• _EXERCISE PROMPT_
In the article on the Mr. CASNR contest, what did Dane Rivas perform for the talent portion?

• _QUOTED PASSAGE_
###

Saicy Lytle

Saicy Lytle has 2 articles published.

More Than Mr. CASNR


On a normal January evening, Dane Rivas headed over to the livestock arena on the Texas Tech University campus to help set up for Winter Welcome. Rivas thought he was helping out as an Agri-Techsan. Little did he know he would win Mr. CASNR.

Winter Welcome is a weeklong tradition at Texas Tech University to celebrate the beginning of the spring semester. During this week, over 45 events are held on campus, including the Mr. CASNR contest.

Rivas is junior agricultural communication major and animal science minor from Tahoka, Texas. When he graduates in May 2019, Rivas plans to go into ministry with Raider Church and possibly attend graduate school.

“I was really nervous the whole day,” Rivas said. “I got ‘voluntold’ that I was going to do this.”

January 25, 2018, was the fourth annual Mr. CASNR contest. Rivas said during past few years there has been a lack of participation in the Mr. CASNR contest. As a member of Agri-Techsans, a group of student recruiters for the College of Agricultural Sciences and Natural Resources, Rivas and his colleagues were trying to brighten the atmosphere of the event.

Stephanie Legako, academic specialist for student retention for CASNR, said she loves how Rivas uses his humor to his advantage. For the talent portion of the Mr. CASNR contest, Rivas did rhythmic gymnastics with a stick ribbon to music from the “Greatest Showman.”

“That was actually my daughter’s stick ribbon that he borrowed,” Legako said, “so I helped him with some of the moves, but what I loved about it is he really owned it.”

Rivas said he put a great deal of work into preparing his talent for the contest, which involved learning how to rip and twirl in one week.

“It was a lot more fun and less nerve-racking than I thought it was going to be,” Rivas said, “It was more of a ‘Here I am, and I’m going to goof-off and try to make y’all laugh sort of thing.’ It was a lot of fun to bring something back that was kind of dying.”

###

• _RECORD LIST_
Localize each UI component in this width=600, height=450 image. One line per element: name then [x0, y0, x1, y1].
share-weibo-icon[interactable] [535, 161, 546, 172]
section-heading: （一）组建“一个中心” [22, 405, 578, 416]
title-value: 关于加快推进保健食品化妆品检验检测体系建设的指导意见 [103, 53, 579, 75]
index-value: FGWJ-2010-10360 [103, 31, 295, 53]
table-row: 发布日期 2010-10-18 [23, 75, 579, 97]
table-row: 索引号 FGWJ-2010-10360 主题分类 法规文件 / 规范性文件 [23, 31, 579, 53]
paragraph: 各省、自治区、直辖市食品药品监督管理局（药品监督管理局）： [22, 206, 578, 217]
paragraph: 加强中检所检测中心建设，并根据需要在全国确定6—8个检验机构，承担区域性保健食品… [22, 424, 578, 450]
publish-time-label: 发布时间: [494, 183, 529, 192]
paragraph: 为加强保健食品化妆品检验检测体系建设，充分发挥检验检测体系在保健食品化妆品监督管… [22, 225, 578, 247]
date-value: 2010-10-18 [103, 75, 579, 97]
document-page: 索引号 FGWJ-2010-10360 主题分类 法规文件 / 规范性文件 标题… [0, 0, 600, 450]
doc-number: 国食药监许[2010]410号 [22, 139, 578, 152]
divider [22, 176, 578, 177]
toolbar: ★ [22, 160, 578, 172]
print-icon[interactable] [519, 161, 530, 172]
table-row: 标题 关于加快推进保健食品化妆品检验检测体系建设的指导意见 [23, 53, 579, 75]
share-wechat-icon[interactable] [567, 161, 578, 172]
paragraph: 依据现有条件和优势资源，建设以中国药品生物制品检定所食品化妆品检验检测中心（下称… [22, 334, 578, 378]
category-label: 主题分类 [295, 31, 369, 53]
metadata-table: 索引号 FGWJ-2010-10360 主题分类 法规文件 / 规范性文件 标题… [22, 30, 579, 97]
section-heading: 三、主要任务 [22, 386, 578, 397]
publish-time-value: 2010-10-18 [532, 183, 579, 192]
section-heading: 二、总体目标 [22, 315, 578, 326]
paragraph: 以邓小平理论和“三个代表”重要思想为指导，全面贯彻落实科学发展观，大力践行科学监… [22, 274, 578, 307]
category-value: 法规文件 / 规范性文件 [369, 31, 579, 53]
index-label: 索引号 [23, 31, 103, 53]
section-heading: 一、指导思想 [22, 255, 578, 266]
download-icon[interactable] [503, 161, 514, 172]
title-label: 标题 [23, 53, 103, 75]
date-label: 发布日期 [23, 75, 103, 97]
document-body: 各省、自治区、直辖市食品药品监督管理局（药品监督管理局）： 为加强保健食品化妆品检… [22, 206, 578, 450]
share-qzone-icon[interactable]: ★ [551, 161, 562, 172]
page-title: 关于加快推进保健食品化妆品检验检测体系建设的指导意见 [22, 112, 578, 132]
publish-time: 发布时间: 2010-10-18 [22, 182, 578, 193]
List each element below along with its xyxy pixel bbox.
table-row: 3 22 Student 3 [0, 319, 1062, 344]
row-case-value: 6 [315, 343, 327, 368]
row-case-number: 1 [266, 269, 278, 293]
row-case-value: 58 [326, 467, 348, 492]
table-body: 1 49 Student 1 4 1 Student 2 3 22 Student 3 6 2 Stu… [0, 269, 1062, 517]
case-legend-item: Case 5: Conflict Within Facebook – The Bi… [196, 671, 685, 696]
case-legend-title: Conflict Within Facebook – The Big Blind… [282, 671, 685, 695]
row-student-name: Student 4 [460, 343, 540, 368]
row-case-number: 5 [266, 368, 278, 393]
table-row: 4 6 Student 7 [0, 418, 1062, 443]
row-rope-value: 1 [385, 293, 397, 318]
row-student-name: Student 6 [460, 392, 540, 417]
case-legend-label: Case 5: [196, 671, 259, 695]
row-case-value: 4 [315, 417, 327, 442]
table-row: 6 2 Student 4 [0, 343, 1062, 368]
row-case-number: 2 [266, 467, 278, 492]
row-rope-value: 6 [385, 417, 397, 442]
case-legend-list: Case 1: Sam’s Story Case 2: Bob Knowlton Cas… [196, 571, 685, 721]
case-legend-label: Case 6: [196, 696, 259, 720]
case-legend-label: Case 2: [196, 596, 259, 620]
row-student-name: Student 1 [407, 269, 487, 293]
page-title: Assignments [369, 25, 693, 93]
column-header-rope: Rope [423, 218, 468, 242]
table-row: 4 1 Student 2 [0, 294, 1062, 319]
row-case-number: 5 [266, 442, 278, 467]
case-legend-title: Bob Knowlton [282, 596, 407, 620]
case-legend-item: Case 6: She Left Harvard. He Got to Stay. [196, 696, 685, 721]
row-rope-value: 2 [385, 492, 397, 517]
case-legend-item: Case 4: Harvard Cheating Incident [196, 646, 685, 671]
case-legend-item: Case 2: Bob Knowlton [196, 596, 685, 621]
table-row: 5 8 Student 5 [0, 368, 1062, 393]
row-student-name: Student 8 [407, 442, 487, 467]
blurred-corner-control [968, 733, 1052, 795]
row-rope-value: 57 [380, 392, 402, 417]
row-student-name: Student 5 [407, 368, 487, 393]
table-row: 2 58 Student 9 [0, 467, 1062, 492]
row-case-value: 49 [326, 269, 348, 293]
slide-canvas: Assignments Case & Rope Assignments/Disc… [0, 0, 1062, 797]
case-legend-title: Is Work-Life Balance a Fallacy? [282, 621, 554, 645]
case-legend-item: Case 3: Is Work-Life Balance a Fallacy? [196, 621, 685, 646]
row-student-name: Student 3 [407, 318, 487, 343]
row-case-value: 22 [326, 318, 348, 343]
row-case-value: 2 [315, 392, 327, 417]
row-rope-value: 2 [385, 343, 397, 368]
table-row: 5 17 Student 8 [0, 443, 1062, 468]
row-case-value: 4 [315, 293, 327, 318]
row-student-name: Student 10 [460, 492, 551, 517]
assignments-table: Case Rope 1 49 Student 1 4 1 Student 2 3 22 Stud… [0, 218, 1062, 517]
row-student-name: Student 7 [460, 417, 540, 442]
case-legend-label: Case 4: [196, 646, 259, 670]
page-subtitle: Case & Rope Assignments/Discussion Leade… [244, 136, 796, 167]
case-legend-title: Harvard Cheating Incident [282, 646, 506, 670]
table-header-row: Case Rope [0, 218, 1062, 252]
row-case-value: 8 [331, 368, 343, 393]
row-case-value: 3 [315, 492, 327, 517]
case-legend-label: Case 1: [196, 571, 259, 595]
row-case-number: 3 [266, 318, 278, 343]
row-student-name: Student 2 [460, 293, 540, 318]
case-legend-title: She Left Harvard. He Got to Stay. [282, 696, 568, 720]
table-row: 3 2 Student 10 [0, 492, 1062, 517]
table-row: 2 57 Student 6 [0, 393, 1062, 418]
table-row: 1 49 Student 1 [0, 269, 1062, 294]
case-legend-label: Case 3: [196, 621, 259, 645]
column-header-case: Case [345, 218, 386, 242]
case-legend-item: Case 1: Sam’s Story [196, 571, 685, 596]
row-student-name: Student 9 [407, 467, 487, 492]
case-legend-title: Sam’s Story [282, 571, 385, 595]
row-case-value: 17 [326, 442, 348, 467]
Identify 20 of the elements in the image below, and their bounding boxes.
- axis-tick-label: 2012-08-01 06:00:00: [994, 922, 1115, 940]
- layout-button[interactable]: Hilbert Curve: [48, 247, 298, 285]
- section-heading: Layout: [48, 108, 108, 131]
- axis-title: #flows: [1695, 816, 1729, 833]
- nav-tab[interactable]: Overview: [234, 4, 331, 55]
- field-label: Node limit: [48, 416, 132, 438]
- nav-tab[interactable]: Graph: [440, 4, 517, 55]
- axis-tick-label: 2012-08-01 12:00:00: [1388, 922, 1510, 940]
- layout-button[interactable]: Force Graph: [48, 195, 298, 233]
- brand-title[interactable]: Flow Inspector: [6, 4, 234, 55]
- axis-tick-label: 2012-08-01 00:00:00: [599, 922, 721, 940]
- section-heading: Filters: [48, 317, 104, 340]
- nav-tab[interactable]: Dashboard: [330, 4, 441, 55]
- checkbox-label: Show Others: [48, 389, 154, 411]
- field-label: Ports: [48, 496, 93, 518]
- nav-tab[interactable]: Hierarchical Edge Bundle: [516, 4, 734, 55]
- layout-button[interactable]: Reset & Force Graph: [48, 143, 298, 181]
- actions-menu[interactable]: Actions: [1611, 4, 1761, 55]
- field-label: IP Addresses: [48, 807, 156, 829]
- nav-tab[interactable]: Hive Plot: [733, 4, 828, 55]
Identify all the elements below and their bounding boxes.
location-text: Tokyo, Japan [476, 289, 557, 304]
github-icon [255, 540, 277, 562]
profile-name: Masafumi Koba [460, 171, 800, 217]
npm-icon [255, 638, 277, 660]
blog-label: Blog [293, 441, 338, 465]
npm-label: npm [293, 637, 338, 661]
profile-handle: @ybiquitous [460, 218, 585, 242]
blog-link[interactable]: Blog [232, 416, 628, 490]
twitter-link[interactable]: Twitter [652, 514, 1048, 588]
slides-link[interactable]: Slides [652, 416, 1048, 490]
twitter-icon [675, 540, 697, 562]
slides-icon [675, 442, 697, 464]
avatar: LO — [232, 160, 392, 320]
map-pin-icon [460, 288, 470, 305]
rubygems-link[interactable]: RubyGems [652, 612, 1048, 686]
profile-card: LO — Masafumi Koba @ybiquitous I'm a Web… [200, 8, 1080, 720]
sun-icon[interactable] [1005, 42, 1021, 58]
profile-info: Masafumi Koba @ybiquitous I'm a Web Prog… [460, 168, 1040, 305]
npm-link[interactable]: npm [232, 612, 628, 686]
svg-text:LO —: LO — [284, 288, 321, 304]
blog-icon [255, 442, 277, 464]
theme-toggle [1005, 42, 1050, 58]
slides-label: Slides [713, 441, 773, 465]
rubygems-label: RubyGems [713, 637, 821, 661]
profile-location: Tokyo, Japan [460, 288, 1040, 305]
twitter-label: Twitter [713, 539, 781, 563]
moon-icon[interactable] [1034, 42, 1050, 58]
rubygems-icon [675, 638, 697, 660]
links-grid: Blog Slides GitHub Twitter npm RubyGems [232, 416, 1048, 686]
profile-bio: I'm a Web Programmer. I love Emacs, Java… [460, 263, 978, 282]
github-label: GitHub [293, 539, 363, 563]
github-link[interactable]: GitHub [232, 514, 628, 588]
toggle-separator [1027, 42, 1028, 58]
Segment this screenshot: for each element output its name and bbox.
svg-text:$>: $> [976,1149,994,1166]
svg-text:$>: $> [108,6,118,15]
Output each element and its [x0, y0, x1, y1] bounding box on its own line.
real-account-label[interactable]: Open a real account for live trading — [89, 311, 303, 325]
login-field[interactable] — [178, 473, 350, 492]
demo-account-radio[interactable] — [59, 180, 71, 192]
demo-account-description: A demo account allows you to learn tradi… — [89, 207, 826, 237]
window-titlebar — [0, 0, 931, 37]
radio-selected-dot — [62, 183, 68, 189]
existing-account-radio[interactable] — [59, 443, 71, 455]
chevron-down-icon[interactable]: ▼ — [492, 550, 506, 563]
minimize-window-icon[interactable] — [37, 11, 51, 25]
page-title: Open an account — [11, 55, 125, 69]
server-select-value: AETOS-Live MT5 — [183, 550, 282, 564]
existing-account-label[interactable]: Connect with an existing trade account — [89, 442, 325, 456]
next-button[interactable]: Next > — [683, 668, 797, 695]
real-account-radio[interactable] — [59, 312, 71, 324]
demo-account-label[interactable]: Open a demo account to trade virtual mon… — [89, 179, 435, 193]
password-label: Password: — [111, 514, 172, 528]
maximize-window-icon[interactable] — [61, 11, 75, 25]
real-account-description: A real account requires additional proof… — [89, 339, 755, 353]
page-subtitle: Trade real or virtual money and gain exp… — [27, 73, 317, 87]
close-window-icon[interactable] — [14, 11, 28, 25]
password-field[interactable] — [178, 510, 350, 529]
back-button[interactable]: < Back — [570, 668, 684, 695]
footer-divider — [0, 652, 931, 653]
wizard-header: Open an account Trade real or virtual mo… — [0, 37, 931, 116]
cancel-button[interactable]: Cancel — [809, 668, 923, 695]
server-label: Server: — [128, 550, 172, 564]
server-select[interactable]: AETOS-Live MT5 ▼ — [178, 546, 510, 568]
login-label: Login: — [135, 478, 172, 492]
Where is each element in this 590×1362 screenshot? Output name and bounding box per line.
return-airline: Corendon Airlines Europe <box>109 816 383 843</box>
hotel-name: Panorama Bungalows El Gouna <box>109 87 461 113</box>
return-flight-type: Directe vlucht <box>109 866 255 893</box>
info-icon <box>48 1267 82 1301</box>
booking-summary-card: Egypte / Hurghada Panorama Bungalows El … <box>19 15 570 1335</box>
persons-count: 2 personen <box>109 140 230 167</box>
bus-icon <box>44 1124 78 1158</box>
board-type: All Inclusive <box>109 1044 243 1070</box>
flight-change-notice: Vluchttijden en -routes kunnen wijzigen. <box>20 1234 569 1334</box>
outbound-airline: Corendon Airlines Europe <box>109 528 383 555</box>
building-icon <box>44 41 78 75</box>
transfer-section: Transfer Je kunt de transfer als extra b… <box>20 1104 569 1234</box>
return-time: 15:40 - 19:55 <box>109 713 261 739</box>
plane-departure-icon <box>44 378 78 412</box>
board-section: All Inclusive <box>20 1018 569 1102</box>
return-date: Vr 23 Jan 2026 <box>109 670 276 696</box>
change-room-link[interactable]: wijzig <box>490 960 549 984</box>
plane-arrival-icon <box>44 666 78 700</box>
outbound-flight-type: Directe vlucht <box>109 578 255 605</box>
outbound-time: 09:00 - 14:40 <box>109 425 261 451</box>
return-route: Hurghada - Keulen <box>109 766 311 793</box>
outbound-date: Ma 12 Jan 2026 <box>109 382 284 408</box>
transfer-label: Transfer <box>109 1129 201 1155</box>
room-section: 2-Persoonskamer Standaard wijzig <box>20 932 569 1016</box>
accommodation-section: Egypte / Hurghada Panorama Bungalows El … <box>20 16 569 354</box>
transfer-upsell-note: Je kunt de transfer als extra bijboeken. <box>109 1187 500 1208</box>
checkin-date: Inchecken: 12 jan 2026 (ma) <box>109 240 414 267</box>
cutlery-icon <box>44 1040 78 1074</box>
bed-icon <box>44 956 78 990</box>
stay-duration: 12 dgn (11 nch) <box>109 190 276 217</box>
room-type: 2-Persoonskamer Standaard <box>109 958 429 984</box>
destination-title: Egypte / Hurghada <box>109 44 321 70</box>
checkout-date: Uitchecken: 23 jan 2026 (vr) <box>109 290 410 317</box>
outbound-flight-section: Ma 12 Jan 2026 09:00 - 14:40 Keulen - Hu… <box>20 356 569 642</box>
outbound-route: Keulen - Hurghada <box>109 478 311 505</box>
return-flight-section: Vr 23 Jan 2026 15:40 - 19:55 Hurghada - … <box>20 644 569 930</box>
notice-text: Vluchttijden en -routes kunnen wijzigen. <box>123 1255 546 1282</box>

###

• _THE RESPONSE_
He performed rhythmic gymnastics with a stick ribbon to music from the "Greatest Showman."